- [Work instructions]
Read the material below. Count the lines containing "إبراهيم" and give that count alone.

- [Given records]
++++++++++
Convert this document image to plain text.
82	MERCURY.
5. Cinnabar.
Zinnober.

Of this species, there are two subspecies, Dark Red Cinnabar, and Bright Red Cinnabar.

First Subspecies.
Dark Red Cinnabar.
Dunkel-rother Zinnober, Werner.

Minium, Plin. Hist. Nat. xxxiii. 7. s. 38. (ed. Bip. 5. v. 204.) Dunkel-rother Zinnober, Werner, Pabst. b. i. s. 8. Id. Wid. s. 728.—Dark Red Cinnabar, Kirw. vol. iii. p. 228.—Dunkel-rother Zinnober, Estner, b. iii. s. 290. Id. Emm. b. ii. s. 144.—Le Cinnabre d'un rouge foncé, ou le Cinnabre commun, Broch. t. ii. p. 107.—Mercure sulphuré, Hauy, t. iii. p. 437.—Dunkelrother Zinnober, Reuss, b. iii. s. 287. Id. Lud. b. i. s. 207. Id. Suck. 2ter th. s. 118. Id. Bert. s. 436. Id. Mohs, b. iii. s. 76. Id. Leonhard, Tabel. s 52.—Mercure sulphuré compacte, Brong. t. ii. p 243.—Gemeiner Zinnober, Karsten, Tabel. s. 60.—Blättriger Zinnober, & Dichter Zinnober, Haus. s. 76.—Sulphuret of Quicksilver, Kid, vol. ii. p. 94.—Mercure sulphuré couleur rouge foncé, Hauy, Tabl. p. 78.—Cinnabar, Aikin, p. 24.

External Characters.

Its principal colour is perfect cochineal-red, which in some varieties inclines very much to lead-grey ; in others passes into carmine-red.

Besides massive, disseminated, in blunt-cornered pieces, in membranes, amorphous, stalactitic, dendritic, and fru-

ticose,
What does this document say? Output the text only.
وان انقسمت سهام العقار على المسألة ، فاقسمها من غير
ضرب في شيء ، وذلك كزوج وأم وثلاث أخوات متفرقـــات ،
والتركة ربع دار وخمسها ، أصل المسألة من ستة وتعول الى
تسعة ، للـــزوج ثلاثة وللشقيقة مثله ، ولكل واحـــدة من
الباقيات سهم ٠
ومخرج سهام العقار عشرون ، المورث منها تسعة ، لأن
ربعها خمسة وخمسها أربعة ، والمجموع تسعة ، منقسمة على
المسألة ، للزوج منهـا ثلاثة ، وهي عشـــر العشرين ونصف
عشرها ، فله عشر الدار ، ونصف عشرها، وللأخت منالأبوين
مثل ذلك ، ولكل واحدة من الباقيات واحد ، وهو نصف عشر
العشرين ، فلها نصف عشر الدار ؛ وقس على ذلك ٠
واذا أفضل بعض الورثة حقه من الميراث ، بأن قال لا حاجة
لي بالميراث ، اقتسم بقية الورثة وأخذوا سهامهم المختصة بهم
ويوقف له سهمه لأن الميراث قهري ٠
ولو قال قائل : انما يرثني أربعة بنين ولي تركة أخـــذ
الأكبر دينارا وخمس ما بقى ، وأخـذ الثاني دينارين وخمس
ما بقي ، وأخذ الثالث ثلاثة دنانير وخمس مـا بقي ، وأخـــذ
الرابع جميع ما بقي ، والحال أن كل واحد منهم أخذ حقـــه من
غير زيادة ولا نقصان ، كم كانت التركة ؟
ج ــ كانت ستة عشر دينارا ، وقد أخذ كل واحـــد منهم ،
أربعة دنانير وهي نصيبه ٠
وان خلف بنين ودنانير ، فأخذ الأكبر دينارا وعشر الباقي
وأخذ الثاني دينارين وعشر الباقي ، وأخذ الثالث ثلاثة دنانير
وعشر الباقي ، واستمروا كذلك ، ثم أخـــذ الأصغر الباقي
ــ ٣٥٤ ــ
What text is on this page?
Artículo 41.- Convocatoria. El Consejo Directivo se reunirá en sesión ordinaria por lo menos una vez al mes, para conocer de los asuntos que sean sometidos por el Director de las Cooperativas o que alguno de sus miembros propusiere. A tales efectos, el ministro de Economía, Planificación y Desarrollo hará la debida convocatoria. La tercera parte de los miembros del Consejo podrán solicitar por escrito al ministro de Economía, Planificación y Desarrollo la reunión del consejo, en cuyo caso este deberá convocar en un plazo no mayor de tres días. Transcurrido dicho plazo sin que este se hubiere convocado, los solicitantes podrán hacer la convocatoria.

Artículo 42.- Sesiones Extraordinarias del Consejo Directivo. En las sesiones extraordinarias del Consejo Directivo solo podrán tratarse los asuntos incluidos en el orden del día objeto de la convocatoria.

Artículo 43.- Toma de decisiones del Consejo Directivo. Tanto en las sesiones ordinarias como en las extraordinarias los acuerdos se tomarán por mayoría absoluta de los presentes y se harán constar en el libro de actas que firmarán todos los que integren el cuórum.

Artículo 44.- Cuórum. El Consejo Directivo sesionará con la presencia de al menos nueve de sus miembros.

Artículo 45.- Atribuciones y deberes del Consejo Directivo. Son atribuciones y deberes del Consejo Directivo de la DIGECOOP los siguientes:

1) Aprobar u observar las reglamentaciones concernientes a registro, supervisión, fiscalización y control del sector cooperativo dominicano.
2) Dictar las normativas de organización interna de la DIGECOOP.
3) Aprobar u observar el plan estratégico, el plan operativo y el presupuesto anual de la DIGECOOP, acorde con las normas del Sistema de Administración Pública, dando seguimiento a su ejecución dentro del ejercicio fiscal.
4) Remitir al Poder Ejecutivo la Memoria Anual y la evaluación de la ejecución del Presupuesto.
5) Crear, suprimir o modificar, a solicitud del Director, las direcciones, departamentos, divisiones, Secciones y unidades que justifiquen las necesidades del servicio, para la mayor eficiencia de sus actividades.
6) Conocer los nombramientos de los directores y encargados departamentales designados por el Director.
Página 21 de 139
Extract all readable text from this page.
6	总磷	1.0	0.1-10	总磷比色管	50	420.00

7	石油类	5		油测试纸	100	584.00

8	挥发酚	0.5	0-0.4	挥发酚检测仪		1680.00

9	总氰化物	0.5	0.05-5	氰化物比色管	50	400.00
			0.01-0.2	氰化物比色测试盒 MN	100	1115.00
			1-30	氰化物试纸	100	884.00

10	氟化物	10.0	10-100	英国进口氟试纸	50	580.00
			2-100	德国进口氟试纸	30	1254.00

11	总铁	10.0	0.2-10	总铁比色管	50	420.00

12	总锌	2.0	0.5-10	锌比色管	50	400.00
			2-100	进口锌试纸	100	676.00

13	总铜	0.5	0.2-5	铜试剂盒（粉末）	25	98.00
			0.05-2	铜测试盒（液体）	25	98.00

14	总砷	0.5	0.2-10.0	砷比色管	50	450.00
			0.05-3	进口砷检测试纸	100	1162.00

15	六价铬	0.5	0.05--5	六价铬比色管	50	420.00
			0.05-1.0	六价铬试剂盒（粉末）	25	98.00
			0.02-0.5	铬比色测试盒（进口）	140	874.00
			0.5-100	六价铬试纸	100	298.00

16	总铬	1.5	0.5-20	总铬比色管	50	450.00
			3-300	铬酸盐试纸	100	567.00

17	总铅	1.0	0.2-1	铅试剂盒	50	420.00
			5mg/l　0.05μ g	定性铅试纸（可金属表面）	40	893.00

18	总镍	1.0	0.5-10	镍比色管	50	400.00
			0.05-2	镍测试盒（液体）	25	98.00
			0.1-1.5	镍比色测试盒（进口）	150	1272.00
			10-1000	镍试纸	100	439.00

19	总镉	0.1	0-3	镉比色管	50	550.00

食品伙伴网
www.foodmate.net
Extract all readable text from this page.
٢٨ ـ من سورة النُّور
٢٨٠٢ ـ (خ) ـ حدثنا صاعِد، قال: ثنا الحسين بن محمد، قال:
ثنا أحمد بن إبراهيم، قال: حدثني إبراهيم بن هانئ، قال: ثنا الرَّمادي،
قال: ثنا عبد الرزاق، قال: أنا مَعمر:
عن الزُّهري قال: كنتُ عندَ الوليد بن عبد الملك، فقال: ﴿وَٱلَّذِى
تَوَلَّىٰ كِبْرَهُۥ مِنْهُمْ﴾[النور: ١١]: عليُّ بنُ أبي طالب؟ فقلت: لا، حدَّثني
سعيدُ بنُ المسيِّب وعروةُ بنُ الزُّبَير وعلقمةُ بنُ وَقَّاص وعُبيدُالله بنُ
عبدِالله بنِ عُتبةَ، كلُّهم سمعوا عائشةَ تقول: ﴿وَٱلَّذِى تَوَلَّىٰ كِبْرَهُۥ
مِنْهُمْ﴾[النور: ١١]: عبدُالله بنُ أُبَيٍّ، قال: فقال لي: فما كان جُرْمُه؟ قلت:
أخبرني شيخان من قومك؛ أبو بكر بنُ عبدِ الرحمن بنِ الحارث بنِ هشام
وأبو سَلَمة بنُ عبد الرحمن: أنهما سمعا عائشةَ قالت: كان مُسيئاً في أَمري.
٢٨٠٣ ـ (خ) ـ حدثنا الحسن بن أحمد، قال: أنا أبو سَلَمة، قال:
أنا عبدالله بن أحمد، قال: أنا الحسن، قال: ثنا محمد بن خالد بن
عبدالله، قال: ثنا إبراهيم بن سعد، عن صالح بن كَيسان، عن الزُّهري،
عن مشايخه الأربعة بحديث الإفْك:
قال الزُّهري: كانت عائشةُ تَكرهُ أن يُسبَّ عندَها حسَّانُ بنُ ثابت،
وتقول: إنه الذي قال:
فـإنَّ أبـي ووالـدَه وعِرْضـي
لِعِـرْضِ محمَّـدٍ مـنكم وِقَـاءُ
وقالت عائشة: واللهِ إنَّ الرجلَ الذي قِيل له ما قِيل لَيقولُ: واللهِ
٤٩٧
++++++++++
- [Answer to the problem]
2